Aim >>
Resume the DHParser reference text below from its last sentence, writing what comes next.

Text to read >>
Reference
=========

At the core of DHParser lies a parser generator for parsing expression
grammars. As a parser generator it offers similar functionality as
pyparsing_ or lark_. But it goes far beyond a mere parser generator by
offering rich support of the testing an debugging of grammars,
tree-processing (always needed in the XML-prone Digital Humanities ;-), 
fail-tolerant grammars and some (as of now, experimental) support for
editing via the `language server protocol`_.


:py:mod:`ebnf`
   Although DHParser also offers a
   Python-interface for specifying grammars (similar to pyparsing_), the
   recommended way of using DHParser is by specifying the grammar in
   EBNF_. Here it is described how grammars are specified in EBNF_ and
   how parsers can be auto-generated from these grammars and how they
   are used to parse text.

:py:mod:`nodetree`
   Syntax-trees are the central
   data-structure of any parsing system. The description to this modules
   explains how syntax-trees are represented within DHParser, how they
   can be manipulated, queried and serialized or deserialized as XML,
   S-expressions or json.

Entries provided >>
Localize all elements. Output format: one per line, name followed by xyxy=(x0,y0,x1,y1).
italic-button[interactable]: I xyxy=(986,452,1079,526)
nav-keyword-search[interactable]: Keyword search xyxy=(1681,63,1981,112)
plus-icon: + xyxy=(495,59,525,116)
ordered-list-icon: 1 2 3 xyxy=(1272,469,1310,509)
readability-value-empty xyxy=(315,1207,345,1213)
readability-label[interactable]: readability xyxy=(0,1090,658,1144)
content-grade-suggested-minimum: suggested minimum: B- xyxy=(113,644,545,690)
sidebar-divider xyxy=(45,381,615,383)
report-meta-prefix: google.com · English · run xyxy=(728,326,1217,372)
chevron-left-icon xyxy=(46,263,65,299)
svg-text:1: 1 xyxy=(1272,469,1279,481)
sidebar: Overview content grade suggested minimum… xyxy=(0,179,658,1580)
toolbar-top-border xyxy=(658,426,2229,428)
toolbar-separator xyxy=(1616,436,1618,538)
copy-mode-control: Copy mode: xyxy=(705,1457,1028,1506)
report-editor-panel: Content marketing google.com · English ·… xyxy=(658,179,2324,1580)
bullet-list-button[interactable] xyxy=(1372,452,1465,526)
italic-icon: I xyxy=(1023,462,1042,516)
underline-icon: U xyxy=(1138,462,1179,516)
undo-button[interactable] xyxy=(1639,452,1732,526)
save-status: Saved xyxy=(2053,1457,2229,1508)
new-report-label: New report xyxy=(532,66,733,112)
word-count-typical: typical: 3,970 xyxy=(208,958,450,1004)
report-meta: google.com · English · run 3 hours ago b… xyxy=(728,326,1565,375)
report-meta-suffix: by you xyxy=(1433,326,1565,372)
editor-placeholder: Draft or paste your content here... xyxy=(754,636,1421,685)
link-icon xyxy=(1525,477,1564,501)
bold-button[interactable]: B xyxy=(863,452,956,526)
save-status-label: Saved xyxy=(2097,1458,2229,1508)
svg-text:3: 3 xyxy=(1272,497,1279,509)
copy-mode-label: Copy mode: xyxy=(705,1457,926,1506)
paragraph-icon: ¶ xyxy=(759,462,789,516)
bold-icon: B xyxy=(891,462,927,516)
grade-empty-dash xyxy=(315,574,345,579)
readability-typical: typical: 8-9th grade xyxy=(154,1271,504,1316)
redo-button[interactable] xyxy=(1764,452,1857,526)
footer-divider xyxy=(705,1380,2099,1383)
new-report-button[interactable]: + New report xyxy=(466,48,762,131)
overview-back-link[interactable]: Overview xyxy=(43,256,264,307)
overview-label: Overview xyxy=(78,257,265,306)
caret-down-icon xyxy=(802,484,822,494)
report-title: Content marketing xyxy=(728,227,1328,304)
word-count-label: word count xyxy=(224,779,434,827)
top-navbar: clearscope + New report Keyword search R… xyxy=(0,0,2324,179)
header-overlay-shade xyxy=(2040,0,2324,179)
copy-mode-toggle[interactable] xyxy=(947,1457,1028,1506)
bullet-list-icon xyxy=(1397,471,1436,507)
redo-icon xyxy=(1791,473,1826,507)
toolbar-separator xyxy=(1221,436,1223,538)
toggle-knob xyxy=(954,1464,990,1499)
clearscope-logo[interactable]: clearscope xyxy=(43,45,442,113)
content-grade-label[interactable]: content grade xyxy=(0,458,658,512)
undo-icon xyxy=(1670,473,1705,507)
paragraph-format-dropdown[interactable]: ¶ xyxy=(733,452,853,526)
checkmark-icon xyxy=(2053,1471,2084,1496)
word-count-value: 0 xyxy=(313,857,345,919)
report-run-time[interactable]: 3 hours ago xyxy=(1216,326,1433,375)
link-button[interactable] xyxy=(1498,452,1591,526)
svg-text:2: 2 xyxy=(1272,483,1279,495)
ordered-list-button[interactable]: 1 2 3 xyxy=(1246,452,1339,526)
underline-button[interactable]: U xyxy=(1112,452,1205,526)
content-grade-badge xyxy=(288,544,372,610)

Right answer >>
:py:mod:`transform`
   It is not untypical for
   digital humanities applications that document tress are transformed
   again and again to produce different representations of research data
   or various output forms. DHParser supplies the scaffolding for two
   different types of tree transformations, both of which a variations
   of the `visitor pattern`_. The scaffolding supplied by the
   transform-module allows to specify tree-transformations in a
   declarative style by filling in a dictionary of tag-names with lists
   of transformation functions that are called in sequence on a node. A
   number of transformations are pre-defined that cover the most needed
   cases that occur in particular when transforming concrete syntax
   trees to more abstract syntax trees. (An example for this kind of
   declaratively specified transformation is the
   ``EBNF_AST_transformation_table`` within DHParser's ebnf-module.)

:py:mod:`compile`
   offers an
   object-oriented scaffolding for the `visitor pattern`_ that is more
   suitable for complex transformations that make heavy use of
   algorithms as well as transformations from trees to non-tree objects
   like program code. (An example for the latter kind of transformation
   is the :py:class:`~ebnf.EBNFCompiler`-class of DHParser's
   ebnf-module.)

:py:mod:`pipeline`
   offers support for "processing-pipelines" composed out of "junctions"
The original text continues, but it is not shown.